Data entries:
— Start —

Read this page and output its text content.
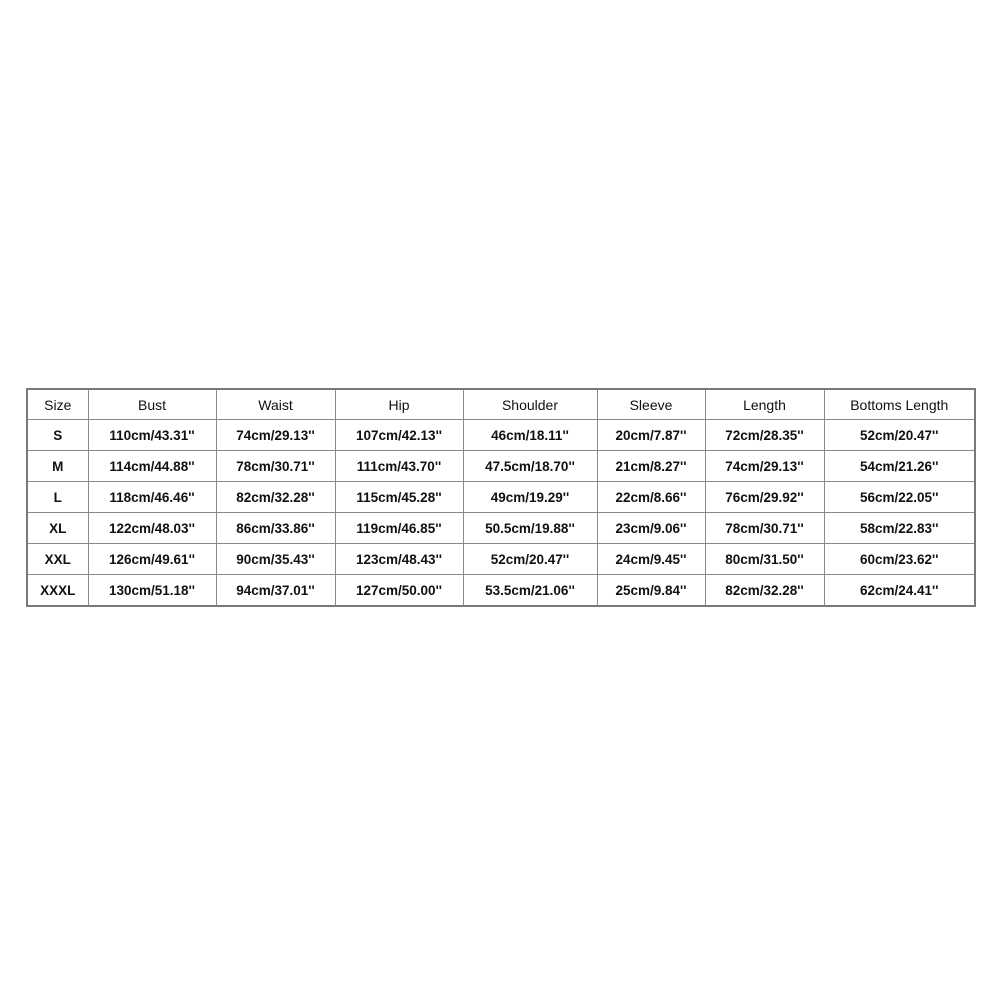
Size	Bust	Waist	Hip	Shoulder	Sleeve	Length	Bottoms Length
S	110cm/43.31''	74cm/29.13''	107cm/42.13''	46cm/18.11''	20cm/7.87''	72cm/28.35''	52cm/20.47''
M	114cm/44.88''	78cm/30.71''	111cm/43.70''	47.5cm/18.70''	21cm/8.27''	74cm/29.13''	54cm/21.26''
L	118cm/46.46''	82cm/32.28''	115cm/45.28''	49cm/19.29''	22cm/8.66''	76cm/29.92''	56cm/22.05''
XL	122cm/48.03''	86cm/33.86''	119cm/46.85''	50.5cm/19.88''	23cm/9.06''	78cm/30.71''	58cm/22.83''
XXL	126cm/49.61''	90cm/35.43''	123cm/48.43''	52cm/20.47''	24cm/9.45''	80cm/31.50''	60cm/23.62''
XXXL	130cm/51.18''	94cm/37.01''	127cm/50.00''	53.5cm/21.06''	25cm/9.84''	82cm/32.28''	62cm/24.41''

— End —
— Start —

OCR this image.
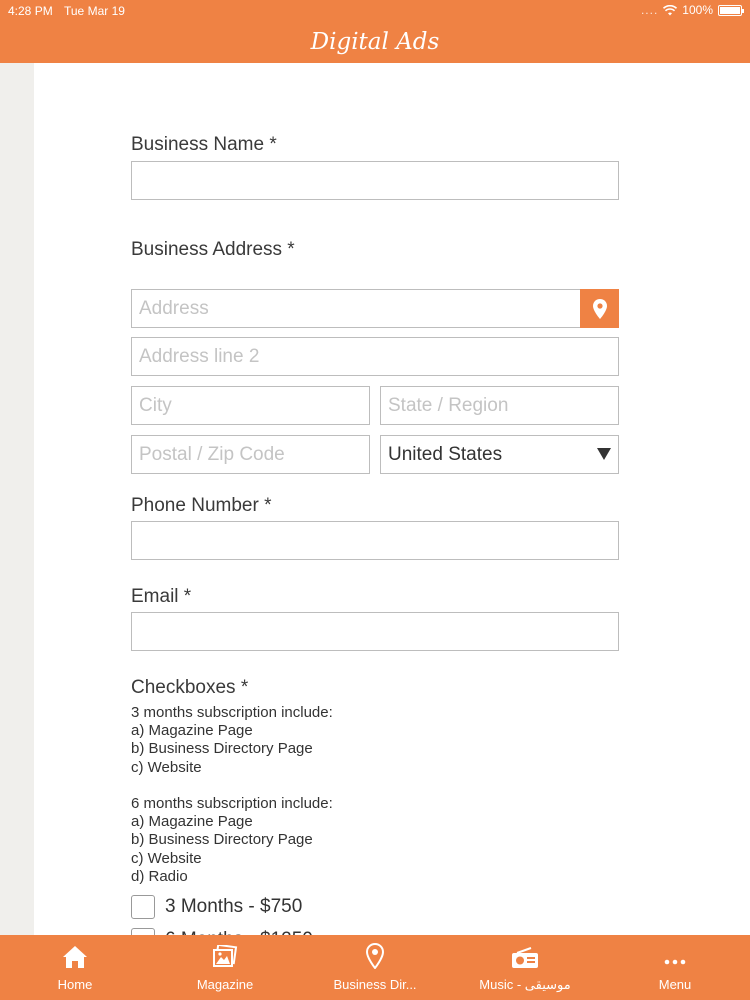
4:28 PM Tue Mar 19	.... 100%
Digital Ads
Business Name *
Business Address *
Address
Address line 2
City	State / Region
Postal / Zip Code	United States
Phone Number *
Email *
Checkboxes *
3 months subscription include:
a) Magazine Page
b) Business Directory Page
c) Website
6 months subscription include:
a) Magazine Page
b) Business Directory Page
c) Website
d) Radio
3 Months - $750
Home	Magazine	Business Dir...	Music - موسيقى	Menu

— End —
— Start —

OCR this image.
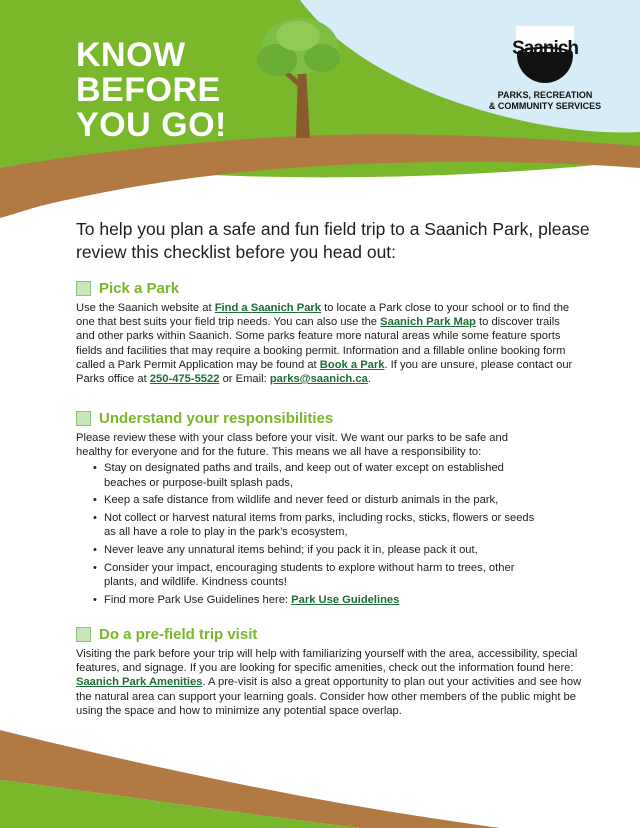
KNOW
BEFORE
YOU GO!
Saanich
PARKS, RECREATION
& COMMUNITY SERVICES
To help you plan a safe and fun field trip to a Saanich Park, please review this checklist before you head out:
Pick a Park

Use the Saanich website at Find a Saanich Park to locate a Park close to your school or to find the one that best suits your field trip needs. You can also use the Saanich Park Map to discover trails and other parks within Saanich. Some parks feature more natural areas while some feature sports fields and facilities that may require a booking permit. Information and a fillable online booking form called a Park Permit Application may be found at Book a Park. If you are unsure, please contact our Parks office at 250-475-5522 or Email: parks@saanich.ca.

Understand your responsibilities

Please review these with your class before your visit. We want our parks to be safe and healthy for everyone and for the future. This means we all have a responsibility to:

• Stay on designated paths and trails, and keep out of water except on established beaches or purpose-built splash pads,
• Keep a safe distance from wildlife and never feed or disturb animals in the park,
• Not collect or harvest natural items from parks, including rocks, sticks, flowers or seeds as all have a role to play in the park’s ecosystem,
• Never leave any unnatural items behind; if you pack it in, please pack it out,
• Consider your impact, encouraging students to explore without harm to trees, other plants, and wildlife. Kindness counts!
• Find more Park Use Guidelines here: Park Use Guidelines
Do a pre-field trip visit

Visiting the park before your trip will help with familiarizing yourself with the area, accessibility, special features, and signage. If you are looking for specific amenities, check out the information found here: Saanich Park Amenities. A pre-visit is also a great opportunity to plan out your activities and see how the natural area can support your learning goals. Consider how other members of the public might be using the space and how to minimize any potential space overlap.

— End —

AIM: Which lines in the listing above hold the word "Address"? Show each of them.

WRITTEN SOLUTION:
Business Address *
Address
Address line 2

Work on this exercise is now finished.